* The request
Gather, from the listing beneath this task, every line holding the string "with".

[Records excerpted from a collection]

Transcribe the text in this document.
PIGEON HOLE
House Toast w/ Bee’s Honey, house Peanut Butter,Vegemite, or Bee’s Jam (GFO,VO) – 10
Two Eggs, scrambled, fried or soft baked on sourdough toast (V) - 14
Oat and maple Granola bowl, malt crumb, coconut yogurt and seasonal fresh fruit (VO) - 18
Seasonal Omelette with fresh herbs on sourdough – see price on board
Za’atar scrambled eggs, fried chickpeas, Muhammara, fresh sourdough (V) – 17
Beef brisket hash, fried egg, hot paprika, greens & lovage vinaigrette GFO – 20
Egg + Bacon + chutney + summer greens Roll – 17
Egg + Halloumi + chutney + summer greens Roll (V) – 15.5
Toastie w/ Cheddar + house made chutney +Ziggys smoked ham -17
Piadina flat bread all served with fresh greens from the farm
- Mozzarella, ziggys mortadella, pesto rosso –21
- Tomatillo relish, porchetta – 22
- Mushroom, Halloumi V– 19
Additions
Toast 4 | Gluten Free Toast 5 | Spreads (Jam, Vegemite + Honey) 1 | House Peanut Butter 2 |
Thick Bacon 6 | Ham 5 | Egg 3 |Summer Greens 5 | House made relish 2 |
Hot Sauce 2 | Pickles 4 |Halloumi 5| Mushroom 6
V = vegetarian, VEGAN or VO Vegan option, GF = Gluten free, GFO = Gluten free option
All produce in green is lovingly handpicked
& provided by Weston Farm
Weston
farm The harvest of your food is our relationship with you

* Reply
Seasonal Omelette with fresh herbs on sourdough – see price on board
Piadina flat bread all served with fresh greens from the farm
farm The harvest of your food is our relationship with you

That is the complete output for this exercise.